**GOAL**: Write the material out again exactly as it stands.

-- BEGIN --

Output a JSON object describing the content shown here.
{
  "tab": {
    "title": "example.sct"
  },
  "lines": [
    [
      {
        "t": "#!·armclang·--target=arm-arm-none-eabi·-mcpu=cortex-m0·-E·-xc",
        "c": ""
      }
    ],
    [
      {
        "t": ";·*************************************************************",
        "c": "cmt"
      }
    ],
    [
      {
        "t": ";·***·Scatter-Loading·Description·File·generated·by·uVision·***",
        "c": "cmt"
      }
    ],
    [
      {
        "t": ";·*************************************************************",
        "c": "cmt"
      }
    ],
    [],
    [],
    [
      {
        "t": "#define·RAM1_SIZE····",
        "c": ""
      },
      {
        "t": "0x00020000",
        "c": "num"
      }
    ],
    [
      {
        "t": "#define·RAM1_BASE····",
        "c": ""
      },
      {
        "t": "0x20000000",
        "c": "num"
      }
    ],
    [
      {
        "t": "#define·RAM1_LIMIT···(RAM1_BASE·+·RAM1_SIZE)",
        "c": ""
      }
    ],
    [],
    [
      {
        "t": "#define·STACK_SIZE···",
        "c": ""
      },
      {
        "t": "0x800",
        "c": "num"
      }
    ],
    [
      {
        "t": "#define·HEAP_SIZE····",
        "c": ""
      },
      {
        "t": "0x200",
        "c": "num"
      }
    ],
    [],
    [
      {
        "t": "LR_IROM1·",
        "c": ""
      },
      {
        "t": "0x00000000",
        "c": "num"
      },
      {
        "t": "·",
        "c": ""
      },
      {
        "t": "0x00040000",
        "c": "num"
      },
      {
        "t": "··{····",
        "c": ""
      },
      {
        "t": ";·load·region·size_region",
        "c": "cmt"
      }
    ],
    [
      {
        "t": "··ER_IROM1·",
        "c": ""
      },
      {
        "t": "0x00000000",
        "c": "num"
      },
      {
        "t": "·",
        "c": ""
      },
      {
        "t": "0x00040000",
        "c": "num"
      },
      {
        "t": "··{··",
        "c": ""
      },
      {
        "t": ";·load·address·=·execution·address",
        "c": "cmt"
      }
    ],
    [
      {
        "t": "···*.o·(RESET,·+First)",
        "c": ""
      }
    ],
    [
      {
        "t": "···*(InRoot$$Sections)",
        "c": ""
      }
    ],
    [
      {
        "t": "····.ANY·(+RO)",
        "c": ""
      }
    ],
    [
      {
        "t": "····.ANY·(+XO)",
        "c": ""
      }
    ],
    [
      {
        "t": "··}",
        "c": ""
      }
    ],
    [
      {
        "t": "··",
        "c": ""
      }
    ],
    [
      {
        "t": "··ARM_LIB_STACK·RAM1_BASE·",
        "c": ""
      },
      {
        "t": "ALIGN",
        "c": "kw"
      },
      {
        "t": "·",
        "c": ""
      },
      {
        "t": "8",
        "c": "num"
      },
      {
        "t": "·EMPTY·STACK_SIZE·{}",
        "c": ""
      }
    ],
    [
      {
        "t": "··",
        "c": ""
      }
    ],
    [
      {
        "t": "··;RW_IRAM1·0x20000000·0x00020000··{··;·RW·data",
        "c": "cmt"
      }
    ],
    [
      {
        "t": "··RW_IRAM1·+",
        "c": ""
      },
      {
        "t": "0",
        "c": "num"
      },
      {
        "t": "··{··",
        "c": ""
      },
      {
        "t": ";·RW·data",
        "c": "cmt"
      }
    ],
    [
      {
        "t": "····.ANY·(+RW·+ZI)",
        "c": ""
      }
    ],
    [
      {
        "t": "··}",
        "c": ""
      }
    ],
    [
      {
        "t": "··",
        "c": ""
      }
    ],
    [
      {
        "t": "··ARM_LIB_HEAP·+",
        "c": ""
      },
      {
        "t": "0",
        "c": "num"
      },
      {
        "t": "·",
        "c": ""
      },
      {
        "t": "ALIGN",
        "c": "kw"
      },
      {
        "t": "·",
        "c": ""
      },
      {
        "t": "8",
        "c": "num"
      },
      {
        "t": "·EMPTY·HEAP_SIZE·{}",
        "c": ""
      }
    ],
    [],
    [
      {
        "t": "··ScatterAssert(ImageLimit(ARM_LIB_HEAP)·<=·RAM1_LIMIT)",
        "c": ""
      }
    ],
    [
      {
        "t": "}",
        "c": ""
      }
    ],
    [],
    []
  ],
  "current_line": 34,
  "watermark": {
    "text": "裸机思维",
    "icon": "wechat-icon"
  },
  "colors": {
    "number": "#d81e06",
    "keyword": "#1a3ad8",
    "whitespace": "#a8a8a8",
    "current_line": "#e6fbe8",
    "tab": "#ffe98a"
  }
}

-- END --

**ANSWER BELOW**:
Output a JSON object describing the content shown here.
{
  "tab": {
    "title": "example.sct"
  },
  "lines": [
    [
      {
        "t": "#!·armclang·--target=arm-arm-none-eabi·-mcpu=cortex-m0·-E·-xc",
        "c": ""
      }
    ],
    [
      {
        "t": ";·*************************************************************",
        "c": "cmt"
      }
    ],
    [
      {
        "t": ";·***·Scatter-Loading·Description·File·generated·by·uVision·***",
        "c": "cmt"
      }
    ],
    [
      {
        "t": ";·*************************************************************",
        "c": "cmt"
      }
    ],
    [],
    [],
    [
      {
        "t": "#define·RAM1_SIZE····",
        "c": ""
      },
      {
        "t": "0x00020000",
        "c": "num"
      }
    ],
    [
      {
        "t": "#define·RAM1_BASE····",
        "c": ""
      },
      {
        "t": "0x20000000",
        "c": "num"
      }
    ],
    [
      {
        "t": "#define·RAM1_LIMIT···(RAM1_BASE·+·RAM1_SIZE)",
        "c": ""
      }
    ],
    [],
    [
      {
        "t": "#define·STACK_SIZE···",
        "c": ""
      },
      {
        "t": "0x800",
        "c": "num"
      }
    ],
    [
      {
        "t": "#define·HEAP_SIZE····",
        "c": ""
      },
      {
        "t": "0x200",
        "c": "num"
      }
    ],
    [],
    [
      {
        "t": "LR_IROM1·",
        "c": ""
      },
      {
        "t": "0x00000000",
        "c": "num"
      },
      {
        "t": "·",
        "c": ""
      },
      {
        "t": "0x00040000",
        "c": "num"
      },
      {
        "t": "··{····",
        "c": ""
      },
      {
        "t": ";·load·region·size_region",
        "c": "cmt"
      }
    ],
    [
      {
        "t": "··ER_IROM1·",
        "c": ""
      },
      {
        "t": "0x00000000",
        "c": "num"
      },
      {
        "t": "·",
        "c": ""
      },
      {
        "t": "0x00040000",
        "c": "num"
      },
      {
        "t": "··{··",
        "c": ""
      },
      {
        "t": ";·load·address·=·execution·address",
        "c": "cmt"
      }
    ],
    [
      {
        "t": "···*.o·(RESET,·+First)",
        "c": ""
      }
    ],
    [
      {
        "t": "···*(InRoot$$Sections)",
        "c": ""
      }
    ],
    [
      {
        "t": "····.ANY·(+RO)",
        "c": ""
      }
    ],
    [
      {
        "t": "····.ANY·(+XO)",
        "c": ""
      }
    ],
    [
      {
        "t": "··}",
        "c": ""
      }
    ],
    [
      {
        "t": "··",
        "c": ""
      }
    ],
    [
      {
        "t": "··ARM_LIB_STACK·RAM1_BASE·",
        "c": ""
      },
      {
        "t": "ALIGN",
        "c": "kw"
      },
      {
        "t": "·",
        "c": ""
      },
      {
        "t": "8",
        "c": "num"
      },
      {
        "t": "·EMPTY·STACK_SIZE·{}",
        "c": ""
      }
    ],
    [
      {
        "t": "··",
        "c": ""
      }
    ],
    [
      {
        "t": "··;RW_IRAM1·0x20000000·0x00020000··{··;·RW·data",
        "c": "cmt"
      }
    ],
    [
      {
        "t": "··RW_IRAM1·+",
        "c": ""
      },
      {
        "t": "0",
        "c": "num"
      },
      {
        "t": "··{··",
        "c": ""
      },
      {
        "t": ";·RW·data",
        "c": "cmt"
      }
    ],
    [
      {
        "t": "····.ANY·(+RW·+ZI)",
        "c": ""
      }
    ],
    [
      {
        "t": "··}",
        "c": ""
      }
    ],
    [
      {
        "t": "··",
        "c": ""
      }
    ],
    [
      {
        "t": "··ARM_LIB_HEAP·+",
        "c": ""
      },
      {
        "t": "0",
        "c": "num"
      },
      {
        "t": "·",
        "c": ""
      },
      {
        "t": "ALIGN",
        "c": "kw"
      },
      {
        "t": "·",
        "c": ""
      },
      {
        "t": "8",
        "c": "num"
      },
      {
        "t": "·EMPTY·HEAP_SIZE·{}",
        "c": ""
      }
    ],
    [],
    [
      {
        "t": "··ScatterAssert(ImageLimit(ARM_LIB_HEAP)·<=·RAM1_LIMIT)",
        "c": ""
      }
    ],
    [
      {
        "t": "}",
        "c": ""
      }
    ],
    [],
    []
  ],
  "current_line": 34,
  "watermark": {
    "text": "裸机思维",
    "icon": "wechat-icon"
  },
  "colors": {
    "number": "#d81e06",
    "keyword": "#1a3ad8",
    "whitespace": "#a8a8a8",
    "current_line": "#e6fbe8",
    "tab": "#ffe98a"
  }
}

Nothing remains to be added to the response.